MATERIAL PROVIDED -
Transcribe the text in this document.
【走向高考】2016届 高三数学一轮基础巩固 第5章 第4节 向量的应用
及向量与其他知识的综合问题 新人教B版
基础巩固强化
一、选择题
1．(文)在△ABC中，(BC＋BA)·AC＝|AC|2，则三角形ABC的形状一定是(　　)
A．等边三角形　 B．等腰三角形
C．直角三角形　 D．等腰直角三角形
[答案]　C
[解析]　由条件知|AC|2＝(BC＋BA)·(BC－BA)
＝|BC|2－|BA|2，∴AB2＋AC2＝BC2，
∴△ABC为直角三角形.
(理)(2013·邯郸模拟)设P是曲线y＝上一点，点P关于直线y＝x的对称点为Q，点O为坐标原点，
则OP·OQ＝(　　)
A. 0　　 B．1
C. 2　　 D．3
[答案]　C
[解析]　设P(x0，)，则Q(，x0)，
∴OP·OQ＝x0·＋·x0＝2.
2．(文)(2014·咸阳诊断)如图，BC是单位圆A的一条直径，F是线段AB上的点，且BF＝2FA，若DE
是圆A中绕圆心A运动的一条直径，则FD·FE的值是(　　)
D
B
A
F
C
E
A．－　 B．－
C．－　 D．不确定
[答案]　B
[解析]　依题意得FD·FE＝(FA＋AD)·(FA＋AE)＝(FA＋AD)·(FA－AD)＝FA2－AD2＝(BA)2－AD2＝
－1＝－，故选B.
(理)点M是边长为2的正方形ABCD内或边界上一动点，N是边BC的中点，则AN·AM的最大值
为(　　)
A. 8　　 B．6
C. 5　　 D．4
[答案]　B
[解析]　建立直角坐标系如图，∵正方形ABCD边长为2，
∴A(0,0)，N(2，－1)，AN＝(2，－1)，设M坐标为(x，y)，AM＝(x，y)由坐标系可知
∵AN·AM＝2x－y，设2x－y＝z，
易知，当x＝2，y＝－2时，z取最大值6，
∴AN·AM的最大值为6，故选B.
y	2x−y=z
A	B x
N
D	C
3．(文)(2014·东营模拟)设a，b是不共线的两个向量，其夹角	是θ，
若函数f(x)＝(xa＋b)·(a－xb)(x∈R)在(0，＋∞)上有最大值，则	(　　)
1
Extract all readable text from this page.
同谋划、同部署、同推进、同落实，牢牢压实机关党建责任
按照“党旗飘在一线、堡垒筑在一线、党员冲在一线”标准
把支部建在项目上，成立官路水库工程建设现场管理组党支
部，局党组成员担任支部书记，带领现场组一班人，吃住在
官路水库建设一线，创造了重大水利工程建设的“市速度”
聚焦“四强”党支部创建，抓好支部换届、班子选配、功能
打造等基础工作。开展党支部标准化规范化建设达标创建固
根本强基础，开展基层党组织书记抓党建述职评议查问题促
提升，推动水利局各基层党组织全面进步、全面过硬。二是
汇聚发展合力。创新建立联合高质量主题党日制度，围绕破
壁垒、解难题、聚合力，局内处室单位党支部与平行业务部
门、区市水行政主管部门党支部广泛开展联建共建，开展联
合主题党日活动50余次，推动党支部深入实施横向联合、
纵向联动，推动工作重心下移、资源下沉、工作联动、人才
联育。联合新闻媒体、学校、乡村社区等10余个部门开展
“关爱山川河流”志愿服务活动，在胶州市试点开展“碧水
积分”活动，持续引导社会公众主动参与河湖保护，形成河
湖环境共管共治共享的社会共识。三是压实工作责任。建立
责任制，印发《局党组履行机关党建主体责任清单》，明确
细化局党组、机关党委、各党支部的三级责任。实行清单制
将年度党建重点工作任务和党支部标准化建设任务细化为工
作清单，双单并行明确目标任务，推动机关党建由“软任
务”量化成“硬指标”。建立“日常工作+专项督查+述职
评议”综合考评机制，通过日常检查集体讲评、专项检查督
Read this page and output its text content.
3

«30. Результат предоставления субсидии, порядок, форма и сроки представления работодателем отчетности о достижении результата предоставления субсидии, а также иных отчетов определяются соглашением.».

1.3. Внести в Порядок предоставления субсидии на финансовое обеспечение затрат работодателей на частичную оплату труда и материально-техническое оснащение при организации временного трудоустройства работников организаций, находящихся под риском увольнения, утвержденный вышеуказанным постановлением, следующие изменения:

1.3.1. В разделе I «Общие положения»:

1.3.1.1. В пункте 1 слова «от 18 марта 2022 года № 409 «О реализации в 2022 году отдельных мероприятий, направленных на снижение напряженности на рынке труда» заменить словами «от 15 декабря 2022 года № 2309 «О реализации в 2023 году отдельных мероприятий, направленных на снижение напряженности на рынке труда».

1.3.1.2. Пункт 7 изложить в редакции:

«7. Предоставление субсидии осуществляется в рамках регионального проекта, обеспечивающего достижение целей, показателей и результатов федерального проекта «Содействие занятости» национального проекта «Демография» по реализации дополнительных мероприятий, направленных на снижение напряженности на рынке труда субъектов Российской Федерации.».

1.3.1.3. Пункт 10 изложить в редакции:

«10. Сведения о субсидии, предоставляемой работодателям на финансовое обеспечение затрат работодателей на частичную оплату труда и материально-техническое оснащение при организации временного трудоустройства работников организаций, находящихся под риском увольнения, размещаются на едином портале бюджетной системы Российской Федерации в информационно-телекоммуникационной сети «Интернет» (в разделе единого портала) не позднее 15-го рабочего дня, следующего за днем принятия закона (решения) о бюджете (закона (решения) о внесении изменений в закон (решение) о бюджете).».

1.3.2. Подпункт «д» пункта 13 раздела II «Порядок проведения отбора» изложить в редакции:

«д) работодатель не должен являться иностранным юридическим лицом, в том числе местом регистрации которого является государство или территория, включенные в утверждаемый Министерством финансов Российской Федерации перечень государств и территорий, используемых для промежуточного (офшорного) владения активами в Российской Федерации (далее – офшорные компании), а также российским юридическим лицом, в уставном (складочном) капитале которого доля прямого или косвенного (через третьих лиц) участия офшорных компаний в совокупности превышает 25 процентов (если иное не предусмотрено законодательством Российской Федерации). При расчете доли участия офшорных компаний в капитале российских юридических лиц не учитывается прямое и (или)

PROBLEM REQUIREMENTS - Scan the entries above for the word "редакции" and collect each line holding it.

RESULT FOR THIS EXERCISE -
1.3.1.2. Пункт 7 изложить в редакции:
1.3.1.3. Пункт 10 изложить в редакции:
1.3.2. Подпункт «д» пункта 13 раздела II «Порядок проведения отбора» изложить в редакции:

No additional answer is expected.